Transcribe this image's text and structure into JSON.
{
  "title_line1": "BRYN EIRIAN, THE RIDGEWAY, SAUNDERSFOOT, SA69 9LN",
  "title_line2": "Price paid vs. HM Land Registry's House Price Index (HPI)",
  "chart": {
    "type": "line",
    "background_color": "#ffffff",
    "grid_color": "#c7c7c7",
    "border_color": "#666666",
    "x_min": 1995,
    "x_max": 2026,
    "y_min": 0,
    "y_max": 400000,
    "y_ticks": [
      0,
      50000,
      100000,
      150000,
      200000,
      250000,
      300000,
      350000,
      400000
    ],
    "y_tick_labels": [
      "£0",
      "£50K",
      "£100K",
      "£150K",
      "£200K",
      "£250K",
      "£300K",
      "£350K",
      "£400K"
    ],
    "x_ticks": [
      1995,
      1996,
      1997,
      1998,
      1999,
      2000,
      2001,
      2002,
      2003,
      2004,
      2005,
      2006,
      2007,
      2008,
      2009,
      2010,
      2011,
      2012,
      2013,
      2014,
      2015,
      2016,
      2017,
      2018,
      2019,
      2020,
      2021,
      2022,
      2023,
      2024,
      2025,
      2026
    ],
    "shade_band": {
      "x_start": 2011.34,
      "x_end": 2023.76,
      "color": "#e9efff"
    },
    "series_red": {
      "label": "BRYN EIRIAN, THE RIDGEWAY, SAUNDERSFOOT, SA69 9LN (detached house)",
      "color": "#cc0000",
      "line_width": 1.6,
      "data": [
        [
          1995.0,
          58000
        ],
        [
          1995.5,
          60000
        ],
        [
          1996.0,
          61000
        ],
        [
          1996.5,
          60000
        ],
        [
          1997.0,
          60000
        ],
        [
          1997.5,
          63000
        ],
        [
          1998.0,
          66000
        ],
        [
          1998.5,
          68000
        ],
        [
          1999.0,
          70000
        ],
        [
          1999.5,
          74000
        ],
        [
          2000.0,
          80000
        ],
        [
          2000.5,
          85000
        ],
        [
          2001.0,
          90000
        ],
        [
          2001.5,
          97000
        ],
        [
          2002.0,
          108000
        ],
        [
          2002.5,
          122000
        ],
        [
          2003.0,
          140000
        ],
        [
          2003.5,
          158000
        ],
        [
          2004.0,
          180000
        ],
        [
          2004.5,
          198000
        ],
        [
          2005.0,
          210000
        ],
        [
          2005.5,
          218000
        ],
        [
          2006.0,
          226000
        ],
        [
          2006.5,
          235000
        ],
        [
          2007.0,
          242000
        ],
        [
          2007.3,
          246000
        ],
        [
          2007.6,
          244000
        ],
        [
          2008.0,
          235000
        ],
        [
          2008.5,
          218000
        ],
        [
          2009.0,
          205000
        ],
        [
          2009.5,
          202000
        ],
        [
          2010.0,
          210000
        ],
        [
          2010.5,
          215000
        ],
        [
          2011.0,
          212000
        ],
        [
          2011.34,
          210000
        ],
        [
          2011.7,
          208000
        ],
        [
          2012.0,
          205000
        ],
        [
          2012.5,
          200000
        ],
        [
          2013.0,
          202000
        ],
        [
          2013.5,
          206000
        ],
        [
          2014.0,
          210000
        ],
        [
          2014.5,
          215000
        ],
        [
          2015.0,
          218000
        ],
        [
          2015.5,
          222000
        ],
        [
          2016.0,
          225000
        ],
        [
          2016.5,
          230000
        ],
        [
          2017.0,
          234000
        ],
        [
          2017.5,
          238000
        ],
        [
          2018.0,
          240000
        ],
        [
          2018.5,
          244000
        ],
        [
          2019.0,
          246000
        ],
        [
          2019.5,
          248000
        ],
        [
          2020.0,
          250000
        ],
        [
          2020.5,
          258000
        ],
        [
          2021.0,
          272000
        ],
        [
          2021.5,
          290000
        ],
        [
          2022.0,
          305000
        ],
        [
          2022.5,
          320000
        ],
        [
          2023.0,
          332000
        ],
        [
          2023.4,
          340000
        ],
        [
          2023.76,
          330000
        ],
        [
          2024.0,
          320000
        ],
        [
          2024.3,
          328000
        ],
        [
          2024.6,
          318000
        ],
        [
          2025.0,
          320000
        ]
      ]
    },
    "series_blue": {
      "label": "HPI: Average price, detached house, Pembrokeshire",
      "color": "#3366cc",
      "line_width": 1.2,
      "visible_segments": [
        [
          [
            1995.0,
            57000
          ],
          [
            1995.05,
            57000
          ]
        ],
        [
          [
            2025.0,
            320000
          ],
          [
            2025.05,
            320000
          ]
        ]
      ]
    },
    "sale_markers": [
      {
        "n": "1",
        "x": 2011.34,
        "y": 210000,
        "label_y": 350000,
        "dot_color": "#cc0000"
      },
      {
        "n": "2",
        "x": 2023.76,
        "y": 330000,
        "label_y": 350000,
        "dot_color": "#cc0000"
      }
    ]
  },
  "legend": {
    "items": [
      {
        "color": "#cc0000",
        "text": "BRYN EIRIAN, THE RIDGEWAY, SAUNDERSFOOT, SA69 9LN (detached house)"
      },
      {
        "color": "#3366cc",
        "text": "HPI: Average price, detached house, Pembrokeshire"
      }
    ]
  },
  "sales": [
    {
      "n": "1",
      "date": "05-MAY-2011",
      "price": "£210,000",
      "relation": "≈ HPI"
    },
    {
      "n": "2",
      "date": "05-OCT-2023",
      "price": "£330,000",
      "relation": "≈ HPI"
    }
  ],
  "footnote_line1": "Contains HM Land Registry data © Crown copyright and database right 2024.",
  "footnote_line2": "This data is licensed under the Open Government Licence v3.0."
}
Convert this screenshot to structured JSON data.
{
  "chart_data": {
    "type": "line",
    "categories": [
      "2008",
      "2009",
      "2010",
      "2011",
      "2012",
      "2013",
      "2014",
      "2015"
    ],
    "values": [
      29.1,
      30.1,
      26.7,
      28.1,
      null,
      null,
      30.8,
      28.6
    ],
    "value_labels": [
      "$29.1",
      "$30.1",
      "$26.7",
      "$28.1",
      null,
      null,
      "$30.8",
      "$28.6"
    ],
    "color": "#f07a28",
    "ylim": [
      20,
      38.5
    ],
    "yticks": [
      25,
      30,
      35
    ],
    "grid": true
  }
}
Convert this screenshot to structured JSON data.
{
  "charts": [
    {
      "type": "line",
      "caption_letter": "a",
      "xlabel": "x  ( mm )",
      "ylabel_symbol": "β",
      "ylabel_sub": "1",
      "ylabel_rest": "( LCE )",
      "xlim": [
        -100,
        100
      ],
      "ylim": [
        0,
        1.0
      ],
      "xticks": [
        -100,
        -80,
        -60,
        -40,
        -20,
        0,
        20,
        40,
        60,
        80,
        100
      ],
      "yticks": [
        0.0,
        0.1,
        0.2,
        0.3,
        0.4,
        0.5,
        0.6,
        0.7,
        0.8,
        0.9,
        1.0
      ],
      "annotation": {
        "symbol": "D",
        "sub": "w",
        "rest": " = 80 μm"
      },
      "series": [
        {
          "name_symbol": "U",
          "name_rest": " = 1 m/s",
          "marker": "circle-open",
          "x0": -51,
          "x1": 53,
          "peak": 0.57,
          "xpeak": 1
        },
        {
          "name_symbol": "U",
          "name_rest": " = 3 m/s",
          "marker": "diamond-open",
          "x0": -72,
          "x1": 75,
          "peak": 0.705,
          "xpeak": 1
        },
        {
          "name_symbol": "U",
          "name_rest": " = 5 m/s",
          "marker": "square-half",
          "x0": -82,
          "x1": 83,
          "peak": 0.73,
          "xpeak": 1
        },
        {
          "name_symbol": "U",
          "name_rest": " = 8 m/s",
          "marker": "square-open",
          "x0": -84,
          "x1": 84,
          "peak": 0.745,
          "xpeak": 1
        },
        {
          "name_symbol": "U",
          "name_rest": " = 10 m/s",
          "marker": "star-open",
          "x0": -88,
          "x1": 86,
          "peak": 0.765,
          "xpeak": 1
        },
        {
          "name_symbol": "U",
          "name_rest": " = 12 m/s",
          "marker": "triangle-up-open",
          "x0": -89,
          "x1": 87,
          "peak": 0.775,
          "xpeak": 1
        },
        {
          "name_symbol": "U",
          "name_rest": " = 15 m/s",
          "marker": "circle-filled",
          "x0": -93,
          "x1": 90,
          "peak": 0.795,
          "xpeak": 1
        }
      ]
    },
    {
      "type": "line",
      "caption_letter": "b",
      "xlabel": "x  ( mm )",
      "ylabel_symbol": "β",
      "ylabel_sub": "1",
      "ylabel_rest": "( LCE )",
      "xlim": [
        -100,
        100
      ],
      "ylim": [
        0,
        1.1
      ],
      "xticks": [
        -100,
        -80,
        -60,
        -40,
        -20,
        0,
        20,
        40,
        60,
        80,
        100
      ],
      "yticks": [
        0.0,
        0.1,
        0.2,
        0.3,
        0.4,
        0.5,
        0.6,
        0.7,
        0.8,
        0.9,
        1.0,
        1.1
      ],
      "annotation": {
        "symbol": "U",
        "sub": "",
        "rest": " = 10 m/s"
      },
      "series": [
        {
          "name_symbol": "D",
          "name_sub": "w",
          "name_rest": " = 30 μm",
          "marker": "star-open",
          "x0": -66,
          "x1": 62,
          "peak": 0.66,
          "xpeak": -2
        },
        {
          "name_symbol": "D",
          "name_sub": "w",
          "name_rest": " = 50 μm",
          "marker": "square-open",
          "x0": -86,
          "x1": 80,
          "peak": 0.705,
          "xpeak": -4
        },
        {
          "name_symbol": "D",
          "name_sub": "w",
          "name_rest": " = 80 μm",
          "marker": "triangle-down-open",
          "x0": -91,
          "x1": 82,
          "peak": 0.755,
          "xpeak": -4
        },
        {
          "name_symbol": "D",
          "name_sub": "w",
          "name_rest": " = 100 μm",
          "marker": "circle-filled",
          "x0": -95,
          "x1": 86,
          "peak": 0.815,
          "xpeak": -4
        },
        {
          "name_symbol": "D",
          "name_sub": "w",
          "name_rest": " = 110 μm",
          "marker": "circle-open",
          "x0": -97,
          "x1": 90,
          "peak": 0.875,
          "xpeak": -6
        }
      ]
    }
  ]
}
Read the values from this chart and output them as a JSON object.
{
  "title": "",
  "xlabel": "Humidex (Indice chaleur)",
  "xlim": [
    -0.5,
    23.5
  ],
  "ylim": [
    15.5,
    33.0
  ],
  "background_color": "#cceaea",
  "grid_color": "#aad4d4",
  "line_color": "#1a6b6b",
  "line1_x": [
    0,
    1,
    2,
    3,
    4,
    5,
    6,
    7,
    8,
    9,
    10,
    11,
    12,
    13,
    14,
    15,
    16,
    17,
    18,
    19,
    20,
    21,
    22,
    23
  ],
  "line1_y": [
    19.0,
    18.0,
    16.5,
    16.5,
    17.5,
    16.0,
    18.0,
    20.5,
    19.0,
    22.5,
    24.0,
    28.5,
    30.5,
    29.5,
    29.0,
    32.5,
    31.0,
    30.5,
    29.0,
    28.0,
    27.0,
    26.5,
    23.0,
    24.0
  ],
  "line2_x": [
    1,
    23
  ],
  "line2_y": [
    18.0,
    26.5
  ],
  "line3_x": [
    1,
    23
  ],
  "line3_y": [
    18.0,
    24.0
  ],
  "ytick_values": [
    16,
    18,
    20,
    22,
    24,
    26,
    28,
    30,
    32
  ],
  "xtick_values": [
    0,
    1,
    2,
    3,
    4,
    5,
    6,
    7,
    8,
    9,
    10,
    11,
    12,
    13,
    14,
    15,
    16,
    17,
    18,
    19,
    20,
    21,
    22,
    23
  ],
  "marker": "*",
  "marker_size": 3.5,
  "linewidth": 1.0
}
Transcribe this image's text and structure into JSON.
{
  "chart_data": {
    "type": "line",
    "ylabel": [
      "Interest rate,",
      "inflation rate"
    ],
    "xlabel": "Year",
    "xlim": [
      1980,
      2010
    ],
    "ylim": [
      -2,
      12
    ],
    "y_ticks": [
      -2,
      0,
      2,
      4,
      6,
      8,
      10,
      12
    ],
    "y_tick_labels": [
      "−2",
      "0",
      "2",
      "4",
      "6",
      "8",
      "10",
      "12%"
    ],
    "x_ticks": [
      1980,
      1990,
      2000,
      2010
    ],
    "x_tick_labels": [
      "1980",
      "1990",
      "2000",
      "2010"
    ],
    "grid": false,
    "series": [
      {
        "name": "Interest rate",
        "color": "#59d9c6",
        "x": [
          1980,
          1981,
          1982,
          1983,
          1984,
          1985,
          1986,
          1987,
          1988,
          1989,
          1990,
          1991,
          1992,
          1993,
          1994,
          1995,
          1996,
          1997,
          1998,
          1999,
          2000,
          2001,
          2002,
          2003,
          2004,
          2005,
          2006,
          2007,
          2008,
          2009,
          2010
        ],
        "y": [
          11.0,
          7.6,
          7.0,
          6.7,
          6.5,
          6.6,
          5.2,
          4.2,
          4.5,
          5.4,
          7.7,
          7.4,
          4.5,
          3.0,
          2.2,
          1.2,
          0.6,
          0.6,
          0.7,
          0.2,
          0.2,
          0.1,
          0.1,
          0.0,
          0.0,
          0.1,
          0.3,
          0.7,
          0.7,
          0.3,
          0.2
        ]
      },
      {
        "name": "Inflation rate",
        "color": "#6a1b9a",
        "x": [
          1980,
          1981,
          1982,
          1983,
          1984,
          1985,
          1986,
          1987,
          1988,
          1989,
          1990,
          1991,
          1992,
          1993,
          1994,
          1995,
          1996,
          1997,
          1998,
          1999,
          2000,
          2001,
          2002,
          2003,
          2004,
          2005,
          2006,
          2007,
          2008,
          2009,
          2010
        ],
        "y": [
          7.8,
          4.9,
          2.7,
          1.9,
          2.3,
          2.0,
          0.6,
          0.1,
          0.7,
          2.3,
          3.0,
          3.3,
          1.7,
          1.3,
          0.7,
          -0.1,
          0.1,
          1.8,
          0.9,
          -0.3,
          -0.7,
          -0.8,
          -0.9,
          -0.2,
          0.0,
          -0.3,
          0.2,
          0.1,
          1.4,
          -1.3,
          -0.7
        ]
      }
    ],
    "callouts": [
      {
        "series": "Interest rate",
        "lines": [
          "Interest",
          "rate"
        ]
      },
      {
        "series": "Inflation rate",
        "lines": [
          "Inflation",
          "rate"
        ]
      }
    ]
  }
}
──────
Written request:
Pick out the lines that contain "detached" and copy them.

Result of this task:
      "label": "BRYN EIRIAN, THE RIDGEWAY, SAUNDERSFOOT, SA69 9LN (detached house)",
      "label": "HPI: Average price, detached house, Pembrokeshire",
        "text": "BRYN EIRIAN, THE RIDGEWAY, SAUNDERSFOOT, SA69 9LN (detached house)"
        "text": "HPI: Average price, detached house, Pembrokeshire"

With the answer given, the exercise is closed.